Please copy all of the records exactly, leaving nothing out.

━━━ EXERCISE MATERIALS

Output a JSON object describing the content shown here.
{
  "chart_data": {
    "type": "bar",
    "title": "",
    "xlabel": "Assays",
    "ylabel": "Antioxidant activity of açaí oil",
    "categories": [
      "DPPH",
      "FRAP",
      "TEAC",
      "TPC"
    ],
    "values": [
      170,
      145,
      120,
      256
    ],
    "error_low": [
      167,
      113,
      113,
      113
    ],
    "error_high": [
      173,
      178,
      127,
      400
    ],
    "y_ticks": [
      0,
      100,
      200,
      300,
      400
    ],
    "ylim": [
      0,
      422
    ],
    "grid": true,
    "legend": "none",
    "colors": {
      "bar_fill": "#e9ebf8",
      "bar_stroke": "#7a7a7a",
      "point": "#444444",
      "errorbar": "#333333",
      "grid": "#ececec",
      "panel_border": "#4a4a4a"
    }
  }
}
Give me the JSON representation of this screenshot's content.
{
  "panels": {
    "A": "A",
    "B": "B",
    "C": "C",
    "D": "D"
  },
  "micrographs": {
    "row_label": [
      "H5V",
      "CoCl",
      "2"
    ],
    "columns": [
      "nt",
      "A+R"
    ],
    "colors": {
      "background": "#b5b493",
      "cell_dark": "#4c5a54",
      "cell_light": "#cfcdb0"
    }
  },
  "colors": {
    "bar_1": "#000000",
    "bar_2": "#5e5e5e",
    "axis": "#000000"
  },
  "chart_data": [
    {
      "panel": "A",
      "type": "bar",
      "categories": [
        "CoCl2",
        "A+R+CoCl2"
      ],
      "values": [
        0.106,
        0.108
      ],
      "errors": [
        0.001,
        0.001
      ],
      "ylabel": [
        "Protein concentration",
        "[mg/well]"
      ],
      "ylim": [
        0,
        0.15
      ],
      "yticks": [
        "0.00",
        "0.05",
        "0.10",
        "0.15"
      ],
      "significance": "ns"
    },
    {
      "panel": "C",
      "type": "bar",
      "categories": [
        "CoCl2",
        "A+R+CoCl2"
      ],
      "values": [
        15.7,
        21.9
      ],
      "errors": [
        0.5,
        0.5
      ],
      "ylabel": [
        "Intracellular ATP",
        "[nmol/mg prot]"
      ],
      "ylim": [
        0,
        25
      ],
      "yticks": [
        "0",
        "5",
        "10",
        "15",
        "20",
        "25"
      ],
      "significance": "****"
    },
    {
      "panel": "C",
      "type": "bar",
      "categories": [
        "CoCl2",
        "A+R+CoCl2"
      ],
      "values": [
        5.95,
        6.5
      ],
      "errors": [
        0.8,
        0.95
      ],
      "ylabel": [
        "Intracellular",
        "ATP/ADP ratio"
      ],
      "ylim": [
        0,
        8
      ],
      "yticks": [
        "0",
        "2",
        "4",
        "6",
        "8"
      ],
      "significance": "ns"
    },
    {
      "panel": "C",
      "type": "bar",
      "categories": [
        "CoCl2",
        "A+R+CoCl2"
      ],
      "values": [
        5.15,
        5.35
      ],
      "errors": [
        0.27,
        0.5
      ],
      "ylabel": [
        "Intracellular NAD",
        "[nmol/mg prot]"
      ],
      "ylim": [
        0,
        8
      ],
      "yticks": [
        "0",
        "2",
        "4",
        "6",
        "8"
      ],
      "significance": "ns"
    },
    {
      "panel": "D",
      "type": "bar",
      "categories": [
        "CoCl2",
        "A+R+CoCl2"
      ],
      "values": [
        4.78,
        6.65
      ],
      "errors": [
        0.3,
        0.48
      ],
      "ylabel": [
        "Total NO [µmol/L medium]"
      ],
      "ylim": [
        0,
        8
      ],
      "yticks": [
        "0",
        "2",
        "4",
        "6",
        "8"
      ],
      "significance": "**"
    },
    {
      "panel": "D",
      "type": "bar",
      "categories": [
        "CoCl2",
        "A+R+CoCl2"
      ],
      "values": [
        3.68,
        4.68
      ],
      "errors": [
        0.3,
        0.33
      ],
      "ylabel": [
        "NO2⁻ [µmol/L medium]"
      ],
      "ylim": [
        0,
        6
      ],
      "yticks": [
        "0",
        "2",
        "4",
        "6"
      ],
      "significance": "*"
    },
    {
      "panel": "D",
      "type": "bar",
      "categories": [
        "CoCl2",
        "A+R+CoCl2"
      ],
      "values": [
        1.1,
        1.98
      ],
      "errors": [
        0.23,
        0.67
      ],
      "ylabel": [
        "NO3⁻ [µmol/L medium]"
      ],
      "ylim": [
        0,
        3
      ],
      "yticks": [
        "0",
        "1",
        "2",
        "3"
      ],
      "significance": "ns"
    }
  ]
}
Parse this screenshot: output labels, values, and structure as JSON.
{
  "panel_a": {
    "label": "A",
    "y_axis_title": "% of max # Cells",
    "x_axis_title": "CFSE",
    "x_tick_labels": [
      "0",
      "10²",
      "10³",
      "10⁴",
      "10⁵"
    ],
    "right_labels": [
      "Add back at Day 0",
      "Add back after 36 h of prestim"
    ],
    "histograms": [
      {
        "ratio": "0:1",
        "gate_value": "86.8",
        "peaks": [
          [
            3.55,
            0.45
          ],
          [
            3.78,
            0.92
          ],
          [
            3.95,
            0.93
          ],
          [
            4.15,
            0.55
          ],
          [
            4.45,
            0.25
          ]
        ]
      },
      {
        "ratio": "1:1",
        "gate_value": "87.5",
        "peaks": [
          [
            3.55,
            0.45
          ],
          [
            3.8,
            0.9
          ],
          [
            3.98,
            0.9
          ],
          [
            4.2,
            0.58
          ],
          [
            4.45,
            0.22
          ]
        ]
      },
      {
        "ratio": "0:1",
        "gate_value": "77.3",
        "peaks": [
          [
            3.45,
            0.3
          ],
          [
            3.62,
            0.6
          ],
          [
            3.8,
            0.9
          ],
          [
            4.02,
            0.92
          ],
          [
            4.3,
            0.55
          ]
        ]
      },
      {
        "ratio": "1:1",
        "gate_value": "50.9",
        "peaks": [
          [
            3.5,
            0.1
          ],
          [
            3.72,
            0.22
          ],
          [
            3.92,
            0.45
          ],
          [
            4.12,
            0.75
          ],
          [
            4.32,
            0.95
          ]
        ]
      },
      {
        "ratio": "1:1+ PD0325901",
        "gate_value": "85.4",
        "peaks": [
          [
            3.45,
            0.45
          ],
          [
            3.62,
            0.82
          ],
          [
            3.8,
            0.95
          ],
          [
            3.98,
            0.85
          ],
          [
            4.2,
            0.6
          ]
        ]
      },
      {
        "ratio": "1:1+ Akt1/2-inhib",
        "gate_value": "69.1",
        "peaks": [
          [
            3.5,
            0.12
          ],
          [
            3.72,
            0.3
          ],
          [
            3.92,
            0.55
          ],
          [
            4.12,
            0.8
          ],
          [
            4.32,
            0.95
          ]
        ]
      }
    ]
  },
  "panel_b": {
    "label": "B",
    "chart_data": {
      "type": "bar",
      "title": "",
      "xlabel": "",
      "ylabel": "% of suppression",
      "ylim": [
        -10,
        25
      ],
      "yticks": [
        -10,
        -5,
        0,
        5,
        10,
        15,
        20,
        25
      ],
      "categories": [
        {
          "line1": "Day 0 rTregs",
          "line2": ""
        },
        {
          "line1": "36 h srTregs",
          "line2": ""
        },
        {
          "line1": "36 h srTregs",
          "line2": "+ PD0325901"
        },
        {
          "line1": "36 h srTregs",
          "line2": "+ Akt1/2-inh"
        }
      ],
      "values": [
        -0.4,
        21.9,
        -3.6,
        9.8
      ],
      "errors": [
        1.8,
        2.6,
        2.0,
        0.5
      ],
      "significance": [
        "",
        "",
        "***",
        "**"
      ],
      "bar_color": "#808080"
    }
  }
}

━━━━━━

TASK OUTPUT:
Output a JSON object describing the content shown here.
{
  "chart_data": {
    "type": "bar",
    "title": "",
    "xlabel": "Assays",
    "ylabel": "Antioxidant activity of açaí oil",
    "categories": [
      "DPPH",
      "FRAP",
      "TEAC",
      "TPC"
    ],
    "values": [
      170,
      145,
      120,
      256
    ],
    "error_low": [
      167,
      113,
      113,
      113
    ],
    "error_high": [
      173,
      178,
      127,
      400
    ],
    "y_ticks": [
      0,
      100,
      200,
      300,
      400
    ],
    "ylim": [
      0,
      422
    ],
    "grid": true,
    "legend": "none",
    "colors": {
      "bar_fill": "#e9ebf8",
      "bar_stroke": "#7a7a7a",
      "point": "#444444",
      "errorbar": "#333333",
      "grid": "#ececec",
      "panel_border": "#4a4a4a"
    }
  }
}
Give me the JSON representation of this screenshot's content.
{
  "panels": {
    "A": "A",
    "B": "B",
    "C": "C",
    "D": "D"
  },
  "micrographs": {
    "row_label": [
      "H5V",
      "CoCl",
      "2"
    ],
    "columns": [
      "nt",
      "A+R"
    ],
    "colors": {
      "background": "#b5b493",
      "cell_dark": "#4c5a54",
      "cell_light": "#cfcdb0"
    }
  },
  "colors": {
    "bar_1": "#000000",
    "bar_2": "#5e5e5e",
    "axis": "#000000"
  },
  "chart_data": [
    {
      "panel": "A",
      "type": "bar",
      "categories": [
        "CoCl2",
        "A+R+CoCl2"
      ],
      "values": [
        0.106,
        0.108
      ],
      "errors": [
        0.001,
        0.001
      ],
      "ylabel": [
        "Protein concentration",
        "[mg/well]"
      ],
      "ylim": [
        0,
        0.15
      ],
      "yticks": [
        "0.00",
        "0.05",
        "0.10",
        "0.15"
      ],
      "significance": "ns"
    },
    {
      "panel": "C",
      "type": "bar",
      "categories": [
        "CoCl2",
        "A+R+CoCl2"
      ],
      "values": [
        15.7,
        21.9
      ],
      "errors": [
        0.5,
        0.5
      ],
      "ylabel": [
        "Intracellular ATP",
        "[nmol/mg prot]"
      ],
      "ylim": [
        0,
        25
      ],
      "yticks": [
        "0",
        "5",
        "10",
        "15",
        "20",
        "25"
      ],
      "significance": "****"
    },
    {
      "panel": "C",
      "type": "bar",
      "categories": [
        "CoCl2",
        "A+R+CoCl2"
      ],
      "values": [
        5.95,
        6.5
      ],
      "errors": [
        0.8,
        0.95
      ],
      "ylabel": [
        "Intracellular",
        "ATP/ADP ratio"
      ],
      "ylim": [
        0,
        8
      ],
      "yticks": [
        "0",
        "2",
        "4",
        "6",
        "8"
      ],
      "significance": "ns"
    },
    {
      "panel": "C",
      "type": "bar",
      "categories": [
        "CoCl2",
        "A+R+CoCl2"
      ],
      "values": [
        5.15,
        5.35
      ],
      "errors": [
        0.27,
        0.5
      ],
      "ylabel": [
        "Intracellular NAD",
        "[nmol/mg prot]"
      ],
      "ylim": [
        0,
        8
      ],
      "yticks": [
        "0",
        "2",
        "4",
        "6",
        "8"
      ],
      "significance": "ns"
    },
    {
      "panel": "D",
      "type": "bar",
      "categories": [
        "CoCl2",
        "A+R+CoCl2"
      ],
      "values": [
        4.78,
        6.65
      ],
      "errors": [
        0.3,
        0.48
      ],
      "ylabel": [
        "Total NO [µmol/L medium]"
      ],
      "ylim": [
        0,
        8
      ],
      "yticks": [
        "0",
        "2",
        "4",
        "6",
        "8"
      ],
      "significance": "**"
    },
    {
      "panel": "D",
      "type": "bar",
      "categories": [
        "CoCl2",
        "A+R+CoCl2"
      ],
      "values": [
        3.68,
        4.68
      ],
      "errors": [
        0.3,
        0.33
      ],
      "ylabel": [
        "NO2⁻ [µmol/L medium]"
      ],
      "ylim": [
        0,
        6
      ],
      "yticks": [
        "0",
        "2",
        "4",
        "6"
      ],
      "significance": "*"
    },
    {
      "panel": "D",
      "type": "bar",
      "categories": [
        "CoCl2",
        "A+R+CoCl2"
      ],
      "values": [
        1.1,
        1.98
      ],
      "errors": [
        0.23,
        0.67
      ],
      "ylabel": [
        "NO3⁻ [µmol/L medium]"
      ],
      "ylim": [
        0,
        3
      ],
      "yticks": [
        "0",
        "1",
        "2",
        "3"
      ],
      "significance": "ns"
    }
  ]
}
Parse this screenshot: output labels, values, and structure as JSON.
{
  "panel_a": {
    "label": "A",
    "y_axis_title": "% of max # Cells",
    "x_axis_title": "CFSE",
    "x_tick_labels": [
      "0",
      "10²",
      "10³",
      "10⁴",
      "10⁵"
    ],
    "right_labels": [
      "Add back at Day 0",
      "Add back after 36 h of prestim"
    ],
    "histograms": [
      {
        "ratio": "0:1",
        "gate_value": "86.8",
        "peaks": [
          [
            3.55,
            0.45
          ],
          [
            3.78,
            0.92
          ],
          [
            3.95,
            0.93
          ],
          [
            4.15,
            0.55
          ],
          [
            4.45,
            0.25
          ]
        ]
      },
      {
        "ratio": "1:1",
        "gate_value": "87.5",
        "peaks": [
          [
            3.55,
            0.45
          ],
          [
            3.8,
            0.9
          ],
          [
            3.98,
            0.9
          ],
          [
            4.2,
            0.58
          ],
          [
            4.45,
            0.22
          ]
        ]
      },
      {
        "ratio": "0:1",
        "gate_value": "77.3",
        "peaks": [
          [
            3.45,
            0.3
          ],
          [
            3.62,
            0.6
          ],
          [
            3.8,
            0.9
          ],
          [
            4.02,
            0.92
          ],
          [
            4.3,
            0.55
          ]
        ]
      },
      {
        "ratio": "1:1",
        "gate_value": "50.9",
        "peaks": [
          [
            3.5,
            0.1
          ],
          [
            3.72,
            0.22
          ],
          [
            3.92,
            0.45
          ],
          [
            4.12,
            0.75
          ],
          [
            4.32,
            0.95
          ]
        ]
      },
      {
        "ratio": "1:1+ PD0325901",
        "gate_value": "85.4",
        "peaks": [
          [
            3.45,
            0.45
          ],
          [
            3.62,
            0.82
          ],
          [
            3.8,
            0.95
          ],
          [
            3.98,
            0.85
          ],
          [
            4.2,
            0.6
          ]
        ]
      },
      {
        "ratio": "1:1+ Akt1/2-inhib",
        "gate_value": "69.1",
        "peaks": [
          [
            3.5,
            0.12
          ],
          [
            3.72,
            0.3
          ],
          [
            3.92,
            0.55
          ],
          [
            4.12,
            0.8
          ],
          [
            4.32,
            0.95
          ]
        ]
      }
    ]
  },
  "panel_b": {
    "label": "B",
    "chart_data": {
      "type": "bar",
      "title": "",
      "xlabel": "",
      "ylabel": "% of suppression",
      "ylim": [
        -10,
        25
      ],
      "yticks": [
        -10,
        -5,
        0,
        5,
        10,
        15,
        20,
        25
      ],
      "categories": [
        {
          "line1": "Day 0 rTregs",
          "line2": ""
        },
        {
          "line1": "36 h srTregs",
          "line2": ""
        },
        {
          "line1": "36 h srTregs",
          "line2": "+ PD0325901"
        },
        {
          "line1": "36 h srTregs",
          "line2": "+ Akt1/2-inh"
        }
      ],
      "values": [
        -0.4,
        21.9,
        -3.6,
        9.8
      ],
      "errors": [
        1.8,
        2.6,
        2.0,
        0.5
      ],
      "significance": [
        "",
        "",
        "***",
        "**"
      ],
      "bar_color": "#808080"
    }
  }
}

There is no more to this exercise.